## begin Input rows

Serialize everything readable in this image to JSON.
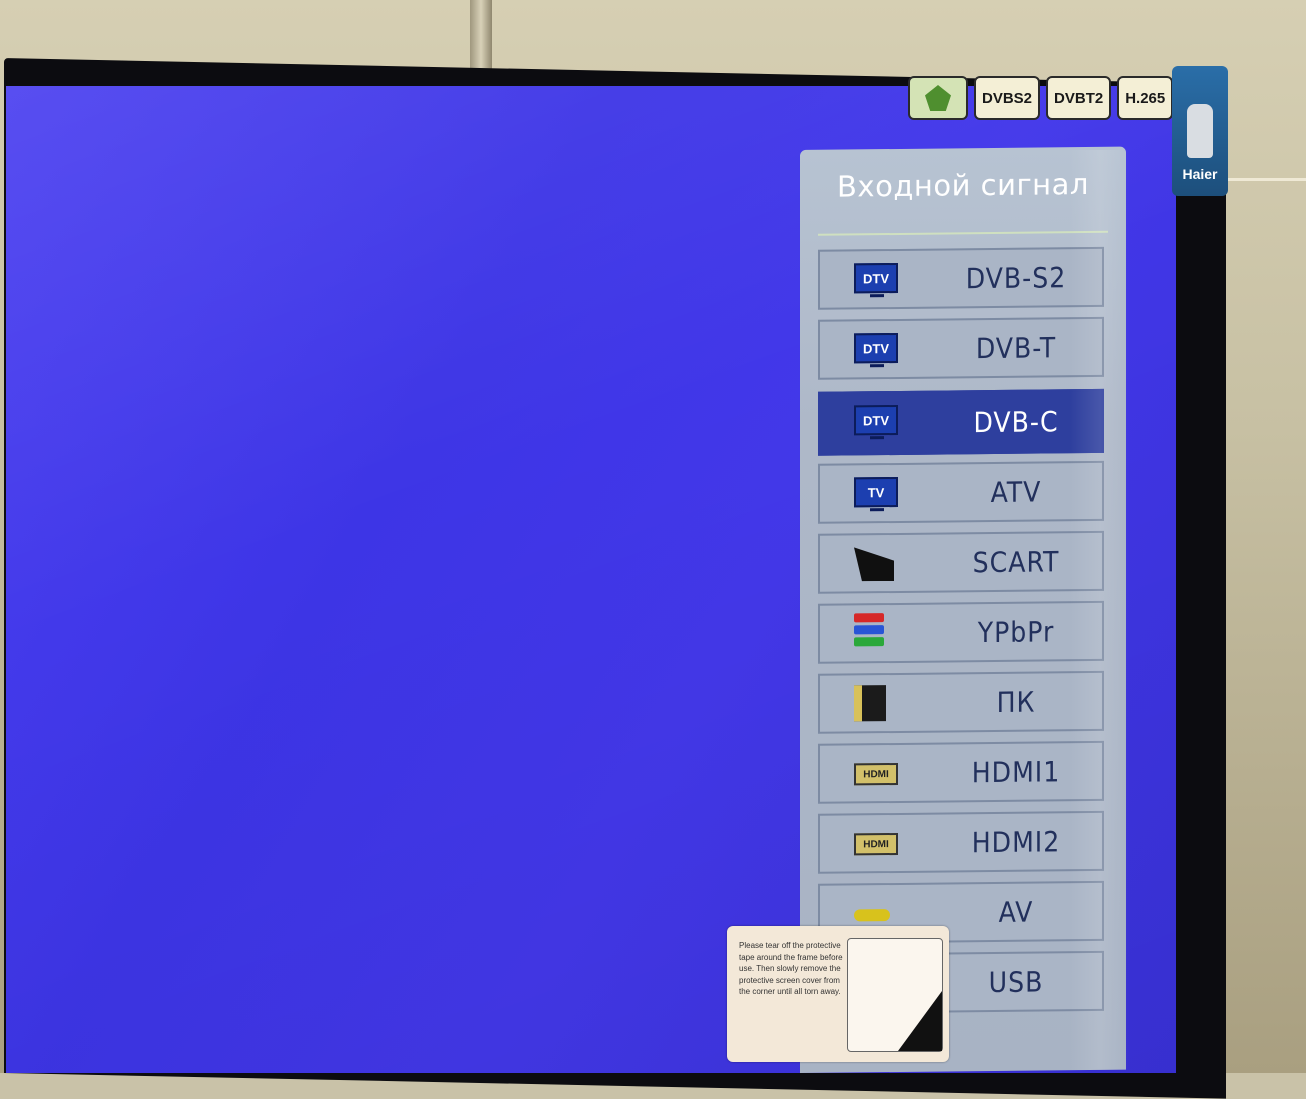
{
  "menu": {
    "title": "Входной сигнал",
    "selected_index": 2,
    "items": [
      {
        "label": "DVB-S2",
        "icon": "dtv-icon",
        "icon_text": "DTV"
      },
      {
        "label": "DVB-T",
        "icon": "dtv-icon",
        "icon_text": "DTV"
      },
      {
        "label": "DVB-C",
        "icon": "dtv-icon",
        "icon_text": "DTV"
      },
      {
        "label": "ATV",
        "icon": "tv-icon",
        "icon_text": "TV"
      },
      {
        "label": "SCART",
        "icon": "scart-icon"
      },
      {
        "label": "YPbPr",
        "icon": "component-rca-icon"
      },
      {
        "label": "ПК",
        "icon": "vga-connector-icon"
      },
      {
        "label": "HDMI1",
        "icon": "hdmi-icon",
        "icon_text": "HDMI"
      },
      {
        "label": "HDMI2",
        "icon": "hdmi-icon",
        "icon_text": "HDMI"
      },
      {
        "label": "AV",
        "icon": "rca-yellow-icon"
      },
      {
        "label": "USB",
        "icon": "usb-icon"
      }
    ]
  },
  "stickers": {
    "dvbs2": "DVBS2",
    "dvbt2": "DVBT2",
    "h265": "H.265",
    "brand": "Haier"
  },
  "warning": {
    "text": "Please tear off the protective tape around the frame before use. Then slowly remove the protective screen cover from the corner until all torn away."
  },
  "colors": {
    "screen": "#4139e8",
    "menu_panel": "#aeb8c8",
    "selected": "#2e3f9e",
    "item_text": "#22305c"
  }
}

## end Input rows

### Objective:
Retype every entry verbatim and exclude the pictures from the copy.

### Exercise answer:
Serialize everything readable in this image to JSON.
{
  "menu": {
    "title": "Входной сигнал",
    "selected_index": 2,
    "items": [
      {
        "label": "DVB-S2",
        "icon": "dtv-icon",
        "icon_text": "DTV"
      },
      {
        "label": "DVB-T",
        "icon": "dtv-icon",
        "icon_text": "DTV"
      },
      {
        "label": "DVB-C",
        "icon": "dtv-icon",
        "icon_text": "DTV"
      },
      {
        "label": "ATV",
        "icon": "tv-icon",
        "icon_text": "TV"
      },
      {
        "label": "SCART",
        "icon": "scart-icon"
      },
      {
        "label": "YPbPr",
        "icon": "component-rca-icon"
      },
      {
        "label": "ПК",
        "icon": "vga-connector-icon"
      },
      {
        "label": "HDMI1",
        "icon": "hdmi-icon",
        "icon_text": "HDMI"
      },
      {
        "label": "HDMI2",
        "icon": "hdmi-icon",
        "icon_text": "HDMI"
      },
      {
        "label": "AV",
        "icon": "rca-yellow-icon"
      },
      {
        "label": "USB",
        "icon": "usb-icon"
      }
    ]
  },
  "stickers": {
    "dvbs2": "DVBS2",
    "dvbt2": "DVBT2",
    "h265": "H.265",
    "brand": "Haier"
  },
  "warning": {
    "text": "Please tear off the protective tape around the frame before use. Then slowly remove the protective screen cover from the corner until all torn away."
  },
  "colors": {
    "screen": "#4139e8",
    "menu_panel": "#aeb8c8",
    "selected": "#2e3f9e",
    "item_text": "#22305c"
  }
}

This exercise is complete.